Exercise aim:
Below are the records; pull every line that includes "Santa".

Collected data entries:
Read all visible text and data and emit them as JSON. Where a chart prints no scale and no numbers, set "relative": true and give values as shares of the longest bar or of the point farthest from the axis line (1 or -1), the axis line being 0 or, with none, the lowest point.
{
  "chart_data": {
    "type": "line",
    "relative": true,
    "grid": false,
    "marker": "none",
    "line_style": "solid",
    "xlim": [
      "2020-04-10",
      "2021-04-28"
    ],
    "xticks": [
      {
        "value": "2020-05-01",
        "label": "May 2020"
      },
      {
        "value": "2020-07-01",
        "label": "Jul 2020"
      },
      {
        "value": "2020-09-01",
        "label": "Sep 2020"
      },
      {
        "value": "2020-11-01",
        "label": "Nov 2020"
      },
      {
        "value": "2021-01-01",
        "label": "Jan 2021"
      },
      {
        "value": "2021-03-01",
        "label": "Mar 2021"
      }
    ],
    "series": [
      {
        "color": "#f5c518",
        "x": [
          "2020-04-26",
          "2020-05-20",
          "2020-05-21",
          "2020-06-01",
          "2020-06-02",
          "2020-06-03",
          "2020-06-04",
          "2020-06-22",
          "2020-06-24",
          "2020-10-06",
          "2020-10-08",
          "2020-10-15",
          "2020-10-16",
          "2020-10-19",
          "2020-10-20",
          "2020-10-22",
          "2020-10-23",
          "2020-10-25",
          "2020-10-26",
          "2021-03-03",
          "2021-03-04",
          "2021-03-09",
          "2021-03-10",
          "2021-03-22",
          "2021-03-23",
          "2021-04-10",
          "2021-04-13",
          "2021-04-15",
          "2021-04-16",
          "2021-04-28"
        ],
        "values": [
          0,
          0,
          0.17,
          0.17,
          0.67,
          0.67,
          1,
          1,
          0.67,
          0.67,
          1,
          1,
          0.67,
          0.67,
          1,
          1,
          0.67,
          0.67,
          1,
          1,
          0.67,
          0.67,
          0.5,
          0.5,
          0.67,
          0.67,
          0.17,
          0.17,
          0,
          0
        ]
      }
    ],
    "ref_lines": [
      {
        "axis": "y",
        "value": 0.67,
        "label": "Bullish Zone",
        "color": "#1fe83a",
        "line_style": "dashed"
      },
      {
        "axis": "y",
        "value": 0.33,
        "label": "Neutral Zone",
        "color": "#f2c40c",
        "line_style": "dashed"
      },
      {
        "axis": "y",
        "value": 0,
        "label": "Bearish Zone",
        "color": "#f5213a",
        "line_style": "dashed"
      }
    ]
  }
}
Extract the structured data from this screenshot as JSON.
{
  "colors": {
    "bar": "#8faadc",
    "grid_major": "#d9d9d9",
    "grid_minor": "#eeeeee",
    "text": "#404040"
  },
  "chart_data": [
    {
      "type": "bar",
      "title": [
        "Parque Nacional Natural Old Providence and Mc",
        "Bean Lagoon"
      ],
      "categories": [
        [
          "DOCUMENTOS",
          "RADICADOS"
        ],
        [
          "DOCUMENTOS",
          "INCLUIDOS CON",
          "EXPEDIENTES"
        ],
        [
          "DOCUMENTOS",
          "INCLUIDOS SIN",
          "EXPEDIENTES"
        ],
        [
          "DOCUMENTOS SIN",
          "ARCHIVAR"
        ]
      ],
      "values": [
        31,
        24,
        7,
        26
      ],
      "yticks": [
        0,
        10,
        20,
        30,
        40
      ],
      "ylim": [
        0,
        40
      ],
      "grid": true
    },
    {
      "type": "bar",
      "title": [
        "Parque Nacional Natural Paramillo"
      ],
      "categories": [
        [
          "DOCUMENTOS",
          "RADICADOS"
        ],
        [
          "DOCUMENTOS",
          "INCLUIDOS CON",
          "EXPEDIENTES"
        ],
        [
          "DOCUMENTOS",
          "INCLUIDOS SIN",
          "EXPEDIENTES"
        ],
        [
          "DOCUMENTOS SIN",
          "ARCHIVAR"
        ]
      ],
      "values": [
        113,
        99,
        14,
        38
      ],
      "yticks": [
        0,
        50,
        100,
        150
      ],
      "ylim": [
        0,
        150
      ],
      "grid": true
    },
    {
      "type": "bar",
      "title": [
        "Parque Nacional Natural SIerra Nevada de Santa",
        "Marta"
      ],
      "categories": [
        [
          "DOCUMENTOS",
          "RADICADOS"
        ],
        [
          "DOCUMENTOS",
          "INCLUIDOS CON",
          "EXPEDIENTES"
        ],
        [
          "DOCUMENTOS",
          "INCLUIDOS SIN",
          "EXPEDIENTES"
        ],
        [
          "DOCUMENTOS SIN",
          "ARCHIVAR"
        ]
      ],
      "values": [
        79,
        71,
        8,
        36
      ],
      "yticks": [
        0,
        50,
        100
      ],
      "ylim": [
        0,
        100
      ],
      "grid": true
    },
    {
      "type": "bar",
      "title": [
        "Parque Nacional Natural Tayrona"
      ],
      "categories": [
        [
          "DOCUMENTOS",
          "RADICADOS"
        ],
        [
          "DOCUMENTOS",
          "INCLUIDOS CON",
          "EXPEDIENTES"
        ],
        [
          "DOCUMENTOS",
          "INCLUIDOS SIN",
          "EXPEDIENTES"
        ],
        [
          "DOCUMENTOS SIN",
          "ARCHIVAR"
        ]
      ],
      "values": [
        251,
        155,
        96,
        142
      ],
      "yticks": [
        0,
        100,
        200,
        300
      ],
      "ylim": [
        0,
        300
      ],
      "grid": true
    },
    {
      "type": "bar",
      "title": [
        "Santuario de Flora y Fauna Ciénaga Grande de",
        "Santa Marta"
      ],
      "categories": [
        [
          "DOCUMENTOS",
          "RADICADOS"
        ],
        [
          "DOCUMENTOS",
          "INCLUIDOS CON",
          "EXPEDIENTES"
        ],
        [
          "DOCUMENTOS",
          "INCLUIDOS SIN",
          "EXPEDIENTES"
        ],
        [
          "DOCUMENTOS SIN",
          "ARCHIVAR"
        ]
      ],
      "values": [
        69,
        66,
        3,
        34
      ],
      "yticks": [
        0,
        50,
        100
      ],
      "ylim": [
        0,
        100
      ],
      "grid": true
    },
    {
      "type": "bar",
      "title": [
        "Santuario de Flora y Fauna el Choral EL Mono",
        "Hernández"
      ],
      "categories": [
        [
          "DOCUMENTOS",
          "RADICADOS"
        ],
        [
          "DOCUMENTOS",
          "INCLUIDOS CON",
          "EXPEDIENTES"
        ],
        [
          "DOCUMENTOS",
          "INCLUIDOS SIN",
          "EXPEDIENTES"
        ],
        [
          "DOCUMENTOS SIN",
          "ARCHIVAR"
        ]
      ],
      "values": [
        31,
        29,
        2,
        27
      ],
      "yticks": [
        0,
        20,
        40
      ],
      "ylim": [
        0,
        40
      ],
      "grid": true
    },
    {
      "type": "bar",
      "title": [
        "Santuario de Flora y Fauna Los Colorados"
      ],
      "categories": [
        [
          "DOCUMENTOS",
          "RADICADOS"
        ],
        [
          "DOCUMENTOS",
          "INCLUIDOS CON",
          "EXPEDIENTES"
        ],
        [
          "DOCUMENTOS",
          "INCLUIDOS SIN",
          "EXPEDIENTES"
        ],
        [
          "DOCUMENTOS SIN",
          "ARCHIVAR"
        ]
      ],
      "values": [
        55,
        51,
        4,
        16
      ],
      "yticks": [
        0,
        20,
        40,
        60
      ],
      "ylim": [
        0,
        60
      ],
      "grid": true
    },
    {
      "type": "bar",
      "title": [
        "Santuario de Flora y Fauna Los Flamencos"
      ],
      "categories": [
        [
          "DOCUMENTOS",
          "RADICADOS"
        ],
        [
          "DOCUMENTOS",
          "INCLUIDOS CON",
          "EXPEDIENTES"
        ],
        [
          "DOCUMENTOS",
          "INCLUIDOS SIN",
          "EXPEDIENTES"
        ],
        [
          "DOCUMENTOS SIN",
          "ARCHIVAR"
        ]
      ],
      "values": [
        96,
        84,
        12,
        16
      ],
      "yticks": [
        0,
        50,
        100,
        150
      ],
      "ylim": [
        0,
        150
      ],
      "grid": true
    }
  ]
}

Correct result:
        "Parque Nacional Natural SIerra Nevada de Santa",
        "Santa Marta"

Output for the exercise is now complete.